** Entries supplied **
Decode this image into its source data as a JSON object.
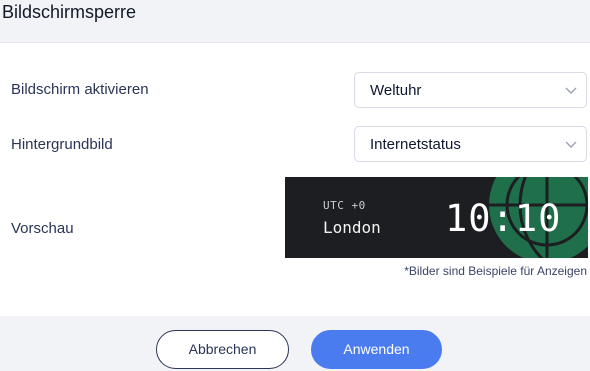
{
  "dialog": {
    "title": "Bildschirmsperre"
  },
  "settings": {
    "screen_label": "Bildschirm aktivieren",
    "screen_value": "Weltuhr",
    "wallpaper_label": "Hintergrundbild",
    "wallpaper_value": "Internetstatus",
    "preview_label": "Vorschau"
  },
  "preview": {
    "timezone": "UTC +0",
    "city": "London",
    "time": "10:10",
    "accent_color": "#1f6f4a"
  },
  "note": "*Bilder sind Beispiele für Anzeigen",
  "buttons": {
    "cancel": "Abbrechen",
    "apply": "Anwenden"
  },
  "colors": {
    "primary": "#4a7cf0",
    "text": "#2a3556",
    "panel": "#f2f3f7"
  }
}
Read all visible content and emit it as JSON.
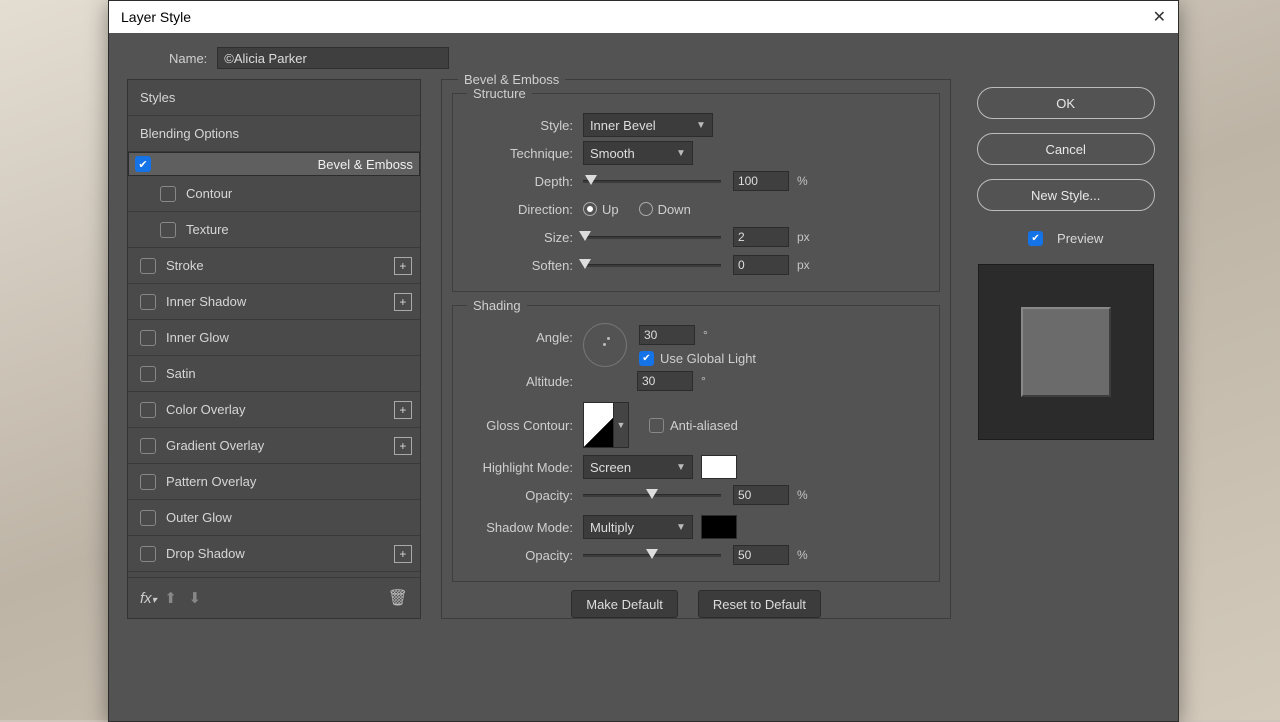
--
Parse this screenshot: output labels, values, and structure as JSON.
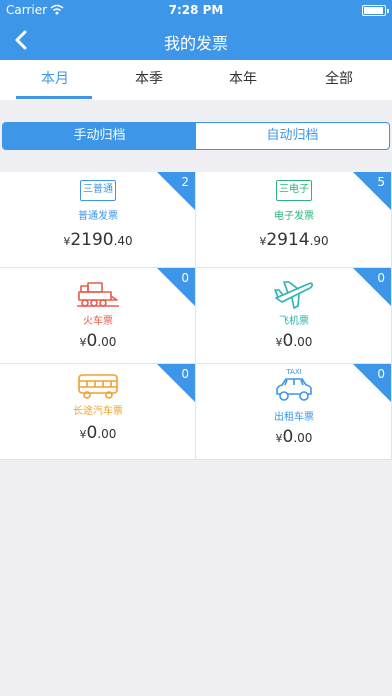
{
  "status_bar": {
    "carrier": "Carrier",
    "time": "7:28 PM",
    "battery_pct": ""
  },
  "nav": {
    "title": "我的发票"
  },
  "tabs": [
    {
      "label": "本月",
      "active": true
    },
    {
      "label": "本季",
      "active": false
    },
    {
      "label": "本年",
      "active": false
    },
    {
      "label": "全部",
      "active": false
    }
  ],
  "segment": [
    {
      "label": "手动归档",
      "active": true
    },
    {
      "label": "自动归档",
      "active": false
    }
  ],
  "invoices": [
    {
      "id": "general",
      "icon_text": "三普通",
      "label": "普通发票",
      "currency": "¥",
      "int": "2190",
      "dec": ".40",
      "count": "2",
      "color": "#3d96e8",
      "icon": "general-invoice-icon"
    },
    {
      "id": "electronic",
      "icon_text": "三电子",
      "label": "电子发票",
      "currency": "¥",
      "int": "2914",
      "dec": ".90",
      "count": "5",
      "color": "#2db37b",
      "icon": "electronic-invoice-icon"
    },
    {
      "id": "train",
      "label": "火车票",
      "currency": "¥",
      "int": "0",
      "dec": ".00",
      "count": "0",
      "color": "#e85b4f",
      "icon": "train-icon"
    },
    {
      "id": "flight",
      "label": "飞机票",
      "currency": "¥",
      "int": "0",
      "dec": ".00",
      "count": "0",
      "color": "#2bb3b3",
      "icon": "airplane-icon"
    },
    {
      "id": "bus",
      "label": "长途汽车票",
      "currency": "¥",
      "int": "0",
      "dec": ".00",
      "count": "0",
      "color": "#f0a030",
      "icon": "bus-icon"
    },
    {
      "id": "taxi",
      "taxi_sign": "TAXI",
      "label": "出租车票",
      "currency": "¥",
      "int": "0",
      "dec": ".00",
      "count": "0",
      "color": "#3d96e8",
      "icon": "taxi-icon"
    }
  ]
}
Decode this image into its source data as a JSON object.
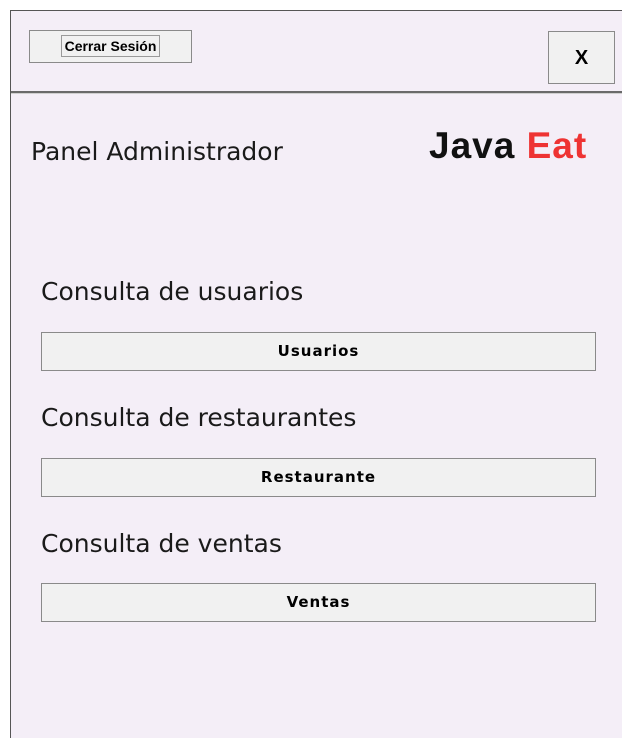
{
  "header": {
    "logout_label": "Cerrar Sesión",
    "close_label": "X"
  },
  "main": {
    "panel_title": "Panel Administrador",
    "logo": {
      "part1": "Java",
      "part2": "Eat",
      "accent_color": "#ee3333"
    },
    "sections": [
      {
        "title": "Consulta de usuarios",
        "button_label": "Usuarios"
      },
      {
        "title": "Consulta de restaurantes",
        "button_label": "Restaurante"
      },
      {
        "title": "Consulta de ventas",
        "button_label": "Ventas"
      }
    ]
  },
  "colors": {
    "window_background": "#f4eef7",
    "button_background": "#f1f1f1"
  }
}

** The task **
Read through the entries and copy each line in which "Consulta" appears.

** Exercise solution **
        "title": "Consulta de usuarios",
        "title": "Consulta de restaurantes",
        "title": "Consulta de ventas",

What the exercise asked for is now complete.